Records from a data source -
------

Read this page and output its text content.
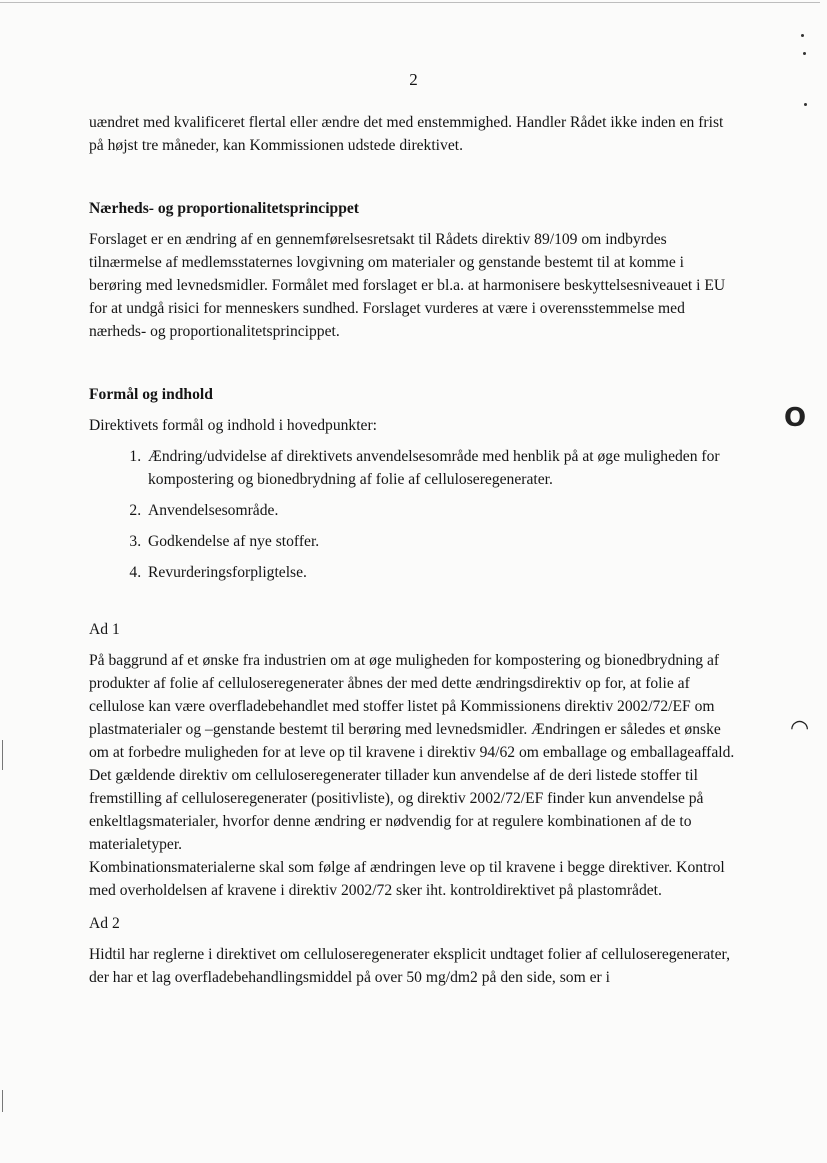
2

uændret med kvalificeret flertal eller ændre det med enstemmighed. Handler Rådet ikke inden en frist på højst tre måneder, kan Kommissionen udstede direktivet.

Nærheds- og proportionalitetsprincippet

Forslaget er en ændring af en gennemførelsesretsakt til Rådets direktiv 89/109 om indbyrdes tilnærmelse af medlemsstaternes lovgivning om materialer og genstande bestemt til at komme i berøring med levnedsmidler. Formålet med forslaget er bl.a. at harmonisere beskyttelsesniveauet i EU for at undgå risici for menneskers sundhed. Forslaget vurderes at være i overensstemmelse med nærheds- og proportionalitetsprincippet.

Formål og indhold

Direktivets formål og indhold i hovedpunkter:

1. Ændring/udvidelse af direktivets anvendelsesområde med henblik på at øge muligheden for kompostering og bionedbrydning af folie af celluloseregenerater.
2. Anvendelsesområde.
3. Godkendelse af nye stoffer.
4. Revurderingsforpligtelse.

Ad 1

På baggrund af et ønske fra industrien om at øge muligheden for kompostering og bionedbrydning af produkter af folie af celluloseregenerater åbnes der med dette ændringsdirektiv op for, at folie af cellulose kan være overfladebehandlet med stoffer listet på Kommissionens direktiv 2002/72/EF om plastmaterialer og –genstande bestemt til berøring med levnedsmidler. Ændringen er således et ønske om at forbedre muligheden for at leve op til kravene i direktiv 94/62 om emballage og emballageaffald. Det gældende direktiv om celluloseregenerater tillader kun anvendelse af de deri listede stoffer til fremstilling af celluloseregenerater (positivliste), og direktiv 2002/72/EF finder kun anvendelse på enkeltlagsmaterialer, hvorfor denne ændring er nødvendig for at regulere kombinationen af de to materialetyper.

Kombinationsmaterialerne skal som følge af ændringen leve op til kravene i begge direktiver. Kontrol med overholdelsen af kravene i direktiv 2002/72 sker iht. kontroldirektivet på plastområdet.

Ad 2

Hidtil har reglerne i direktivet om celluloseregenerater eksplicit undtaget folier af celluloseregenerater, der har et lag overfladebehandlingsmiddel på over 50 mg/dm2 på den side, som er i

O
◠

------

REQUEST - Repeat the listing above exactly, with no pictures.

THE RESPONSE -
Read this page and output its text content.
2

uændret med kvalificeret flertal eller ændre det med enstemmighed. Handler Rådet ikke inden en frist på højst tre måneder, kan Kommissionen udstede direktivet.

Nærheds- og proportionalitetsprincippet

Forslaget er en ændring af en gennemførelsesretsakt til Rådets direktiv 89/109 om indbyrdes tilnærmelse af medlemsstaternes lovgivning om materialer og genstande bestemt til at komme i berøring med levnedsmidler. Formålet med forslaget er bl.a. at harmonisere beskyttelsesniveauet i EU for at undgå risici for menneskers sundhed. Forslaget vurderes at være i overensstemmelse med nærheds- og proportionalitetsprincippet.

Formål og indhold

Direktivets formål og indhold i hovedpunkter:

1. Ændring/udvidelse af direktivets anvendelsesområde med henblik på at øge muligheden for kompostering og bionedbrydning af folie af celluloseregenerater.
2. Anvendelsesområde.
3. Godkendelse af nye stoffer.
4. Revurderingsforpligtelse.

Ad 1

På baggrund af et ønske fra industrien om at øge muligheden for kompostering og bionedbrydning af produkter af folie af celluloseregenerater åbnes der med dette ændringsdirektiv op for, at folie af cellulose kan være overfladebehandlet med stoffer listet på Kommissionens direktiv 2002/72/EF om plastmaterialer og –genstande bestemt til berøring med levnedsmidler. Ændringen er således et ønske om at forbedre muligheden for at leve op til kravene i direktiv 94/62 om emballage og emballageaffald. Det gældende direktiv om celluloseregenerater tillader kun anvendelse af de deri listede stoffer til fremstilling af celluloseregenerater (positivliste), og direktiv 2002/72/EF finder kun anvendelse på enkeltlagsmaterialer, hvorfor denne ændring er nødvendig for at regulere kombinationen af de to materialetyper.

Kombinationsmaterialerne skal som følge af ændringen leve op til kravene i begge direktiver. Kontrol med overholdelsen af kravene i direktiv 2002/72 sker iht. kontroldirektivet på plastområdet.

Ad 2

Hidtil har reglerne i direktivet om celluloseregenerater eksplicit undtaget folier af celluloseregenerater, der har et lag overfladebehandlingsmiddel på over 50 mg/dm2 på den side, som er i

O
◠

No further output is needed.